* [EXCERPTED PASSAGE]:
APPEAL/SENTENCE. The Second Circuit ordered supplemental briefing in United States v. Ivan Reyes-Arzate, 2024 U.S. App. LEXIS 1997 (2d Cir. Jan. 30, 2024). Reyes-Arzate appealed his conviction and sentence after pleading guilty to a drug offense. He was sentenced to 120-months and four years supervised release. His defense counsel filed an Anders brief seeking to withdraw from the appeal on the basis that any appeal would be frivolous due to the defendant's plea agreement included a valid waiver of the right to appeal any sentence of 293-months or less. The Second Circuit deferred a decision on the motion to withdraw and ordered defense counsel to submit a supplemental brief. The court found the defense counsel's brief only addressed the validity of Reyes-Arzate's appeal waiver and did not discuss the scope of the waiver, particularly as it related to non-imprisonment components of the sentence such as the term and conditions of supervised release. The court clarified that when filing Anders briefs, defense counsel should address all aspects of a defendant’s conviction and sentence that are not unambiguously waived. The court deferred decision on the motions and ordered defendant’s counsel to file a supplemental brief addressing whether the non-imprisonment components of the sentence, which are not unambiguously covered by the appeal waiver present any non-frivolous issues for appeal.

 

APPEAL/SENTENCE. The Eighth Circuit vacated and remanded for re-sentencing United States v. Henry Watkins, 2024 U.S. App. LEXIS 1978 (8th Cir. Jan. 30, 2024). Watkins was stopped while driving by a police officer due to a mismatched license plate. Upon approaching the vehicle the officer smelled marijuana and eventually found cocaine, ecstasy, and a loaded 9-millimeter handgun in the vehicle. Watkins was the sole occupant at the time. He was subsequently indicted and convicted for being a felon in possession of a firearm. Watkins appealed his conviction and sentence arguing the evidence was insufficient to support his conviction and there were errors in his sentencing. The Eighth Circuit found sufficient evidence for the conviction as Watkins was the only person in the vehicle and made movements consistent with hiding the gun. The court affirmed Watkins's conviction. However, the court found procedural errors in Watkins's sentencing as the district court presumed the Guidelines range to be reasonable and adopted a sentence without considering the factors in 18 USC 3553(a). The court vacated Watkins's sentence and remanded the case for re-sentencing consistent with the opinion.

(Document structure recognition data)
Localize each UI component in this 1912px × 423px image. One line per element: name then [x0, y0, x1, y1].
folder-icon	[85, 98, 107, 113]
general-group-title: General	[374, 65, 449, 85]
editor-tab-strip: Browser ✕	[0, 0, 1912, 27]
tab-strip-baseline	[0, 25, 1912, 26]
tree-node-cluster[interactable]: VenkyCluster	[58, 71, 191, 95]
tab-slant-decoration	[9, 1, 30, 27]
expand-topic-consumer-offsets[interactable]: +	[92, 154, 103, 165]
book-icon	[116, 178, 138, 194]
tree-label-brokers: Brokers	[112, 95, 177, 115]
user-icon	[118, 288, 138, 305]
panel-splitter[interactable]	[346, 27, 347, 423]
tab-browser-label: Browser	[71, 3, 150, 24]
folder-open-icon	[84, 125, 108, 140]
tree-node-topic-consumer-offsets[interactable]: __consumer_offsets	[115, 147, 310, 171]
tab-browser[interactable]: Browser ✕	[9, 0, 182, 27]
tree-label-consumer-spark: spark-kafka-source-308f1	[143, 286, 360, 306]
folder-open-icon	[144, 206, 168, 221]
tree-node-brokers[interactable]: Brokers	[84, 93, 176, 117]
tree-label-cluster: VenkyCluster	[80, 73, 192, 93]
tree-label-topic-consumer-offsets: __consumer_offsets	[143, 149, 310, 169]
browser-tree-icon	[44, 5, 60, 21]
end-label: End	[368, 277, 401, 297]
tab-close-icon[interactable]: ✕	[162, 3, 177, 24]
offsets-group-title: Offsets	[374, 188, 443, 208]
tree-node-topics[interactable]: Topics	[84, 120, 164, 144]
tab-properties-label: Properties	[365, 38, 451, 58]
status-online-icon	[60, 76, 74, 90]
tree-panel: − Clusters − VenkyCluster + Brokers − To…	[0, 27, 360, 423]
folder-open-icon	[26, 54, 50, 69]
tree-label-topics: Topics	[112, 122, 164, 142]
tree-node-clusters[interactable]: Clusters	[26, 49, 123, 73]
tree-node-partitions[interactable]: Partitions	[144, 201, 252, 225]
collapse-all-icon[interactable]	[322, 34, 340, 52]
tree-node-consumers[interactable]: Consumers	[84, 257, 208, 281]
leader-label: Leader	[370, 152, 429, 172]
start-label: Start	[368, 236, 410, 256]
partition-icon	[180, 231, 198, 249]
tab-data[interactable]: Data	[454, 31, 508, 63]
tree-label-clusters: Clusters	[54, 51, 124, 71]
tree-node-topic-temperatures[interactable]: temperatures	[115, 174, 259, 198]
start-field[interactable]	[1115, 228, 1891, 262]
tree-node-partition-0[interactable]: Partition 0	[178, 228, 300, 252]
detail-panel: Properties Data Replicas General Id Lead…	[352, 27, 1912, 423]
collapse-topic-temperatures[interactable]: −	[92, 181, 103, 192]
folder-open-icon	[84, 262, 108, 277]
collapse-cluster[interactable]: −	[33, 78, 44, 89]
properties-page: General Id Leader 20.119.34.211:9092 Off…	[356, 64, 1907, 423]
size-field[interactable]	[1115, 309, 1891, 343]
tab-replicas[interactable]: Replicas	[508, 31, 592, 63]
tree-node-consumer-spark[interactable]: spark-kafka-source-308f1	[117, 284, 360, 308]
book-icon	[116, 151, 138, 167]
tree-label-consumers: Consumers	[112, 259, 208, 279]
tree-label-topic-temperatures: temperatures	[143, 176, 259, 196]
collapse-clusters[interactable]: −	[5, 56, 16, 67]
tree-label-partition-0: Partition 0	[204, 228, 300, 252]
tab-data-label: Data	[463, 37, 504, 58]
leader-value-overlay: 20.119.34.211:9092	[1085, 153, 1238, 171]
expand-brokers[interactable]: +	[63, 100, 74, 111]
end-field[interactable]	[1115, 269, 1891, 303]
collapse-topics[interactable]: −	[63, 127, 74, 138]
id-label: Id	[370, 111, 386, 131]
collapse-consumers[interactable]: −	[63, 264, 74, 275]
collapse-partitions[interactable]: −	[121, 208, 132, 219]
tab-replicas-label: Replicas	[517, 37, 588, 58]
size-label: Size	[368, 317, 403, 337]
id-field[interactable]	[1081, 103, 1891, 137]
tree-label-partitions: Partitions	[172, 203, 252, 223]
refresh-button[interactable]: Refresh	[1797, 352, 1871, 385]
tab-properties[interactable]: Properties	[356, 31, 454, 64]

* [PROBLEM TO WORK ON]: According to the case summaries, what sentence did Reyes-Arzate receive after pleading guilty to a drug offense?

* [YOUR RESPONSE]: 120 months and four years of supervised release.